Your task is to transcribe the data in full.
··· Material provided
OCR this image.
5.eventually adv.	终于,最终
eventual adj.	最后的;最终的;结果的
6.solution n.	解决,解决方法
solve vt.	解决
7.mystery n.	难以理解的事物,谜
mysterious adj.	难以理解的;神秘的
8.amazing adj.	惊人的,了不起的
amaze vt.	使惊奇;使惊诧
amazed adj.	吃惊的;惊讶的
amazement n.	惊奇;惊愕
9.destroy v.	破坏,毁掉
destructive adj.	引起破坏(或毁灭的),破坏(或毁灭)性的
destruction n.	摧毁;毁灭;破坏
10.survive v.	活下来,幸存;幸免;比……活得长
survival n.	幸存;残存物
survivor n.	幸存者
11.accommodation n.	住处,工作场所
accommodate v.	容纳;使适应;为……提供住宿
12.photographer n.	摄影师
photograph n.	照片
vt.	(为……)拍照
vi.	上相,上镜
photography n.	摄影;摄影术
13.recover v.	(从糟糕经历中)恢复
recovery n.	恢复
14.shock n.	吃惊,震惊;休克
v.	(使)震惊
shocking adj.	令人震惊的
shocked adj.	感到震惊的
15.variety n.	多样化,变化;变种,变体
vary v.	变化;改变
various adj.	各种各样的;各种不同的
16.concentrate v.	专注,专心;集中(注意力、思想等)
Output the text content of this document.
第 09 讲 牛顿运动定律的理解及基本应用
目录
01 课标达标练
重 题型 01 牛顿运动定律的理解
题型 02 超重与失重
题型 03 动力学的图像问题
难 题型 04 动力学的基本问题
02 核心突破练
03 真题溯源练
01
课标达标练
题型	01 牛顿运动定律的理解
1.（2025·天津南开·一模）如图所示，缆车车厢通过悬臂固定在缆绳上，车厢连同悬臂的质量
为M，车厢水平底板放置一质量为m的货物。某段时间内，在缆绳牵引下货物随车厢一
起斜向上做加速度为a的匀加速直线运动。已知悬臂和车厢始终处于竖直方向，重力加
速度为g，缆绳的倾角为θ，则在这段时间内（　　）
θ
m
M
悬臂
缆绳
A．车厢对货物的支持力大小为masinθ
······
### [The completed task]
OCR this image.
5.eventually adv.	终于,最终
eventual adj.	最后的;最终的;结果的
6.solution n.	解决,解决方法
solve vt.	解决
7.mystery n.	难以理解的事物,谜
mysterious adj.	难以理解的;神秘的
8.amazing adj.	惊人的,了不起的
amaze vt.	使惊奇;使惊诧
amazed adj.	吃惊的;惊讶的
amazement n.	惊奇;惊愕
9.destroy v.	破坏,毁掉
destructive adj.	引起破坏(或毁灭的),破坏(或毁灭)性的
destruction n.	摧毁;毁灭;破坏
10.survive v.	活下来,幸存;幸免;比……活得长
survival n.	幸存;残存物
survivor n.	幸存者
11.accommodation n.	住处,工作场所
accommodate v.	容纳;使适应;为……提供住宿
12.photographer n.	摄影师
photograph n.	照片
vt.	(为……)拍照
vi.	上相,上镜
photography n.	摄影;摄影术
13.recover v.	(从糟糕经历中)恢复
recovery n.	恢复
14.shock n.	吃惊,震惊;休克
v.	(使)震惊
shocking adj.	令人震惊的
shocked adj.	感到震惊的
15.variety n.	多样化,变化;变种,变体
vary v.	变化;改变
various adj.	各种各样的;各种不同的
16.concentrate v.	专注,专心;集中(注意力、思想等)
Output the text content of this document.
第 09 讲 牛顿运动定律的理解及基本应用
目录
01 课标达标练
重 题型 01 牛顿运动定律的理解
题型 02 超重与失重
题型 03 动力学的图像问题
难 题型 04 动力学的基本问题
02 核心突破练
03 真题溯源练
01
课标达标练
题型	01 牛顿运动定律的理解
1.（2025·天津南开·一模）如图所示，缆车车厢通过悬臂固定在缆绳上，车厢连同悬臂的质量
为M，车厢水平底板放置一质量为m的货物。某段时间内，在缆绳牵引下货物随车厢一
起斜向上做加速度为a的匀加速直线运动。已知悬臂和车厢始终处于竖直方向，重力加
速度为g，缆绳的倾角为θ，则在这段时间内（　　）
θ
m
M
悬臂
缆绳
A．车厢对货物的支持力大小为masinθ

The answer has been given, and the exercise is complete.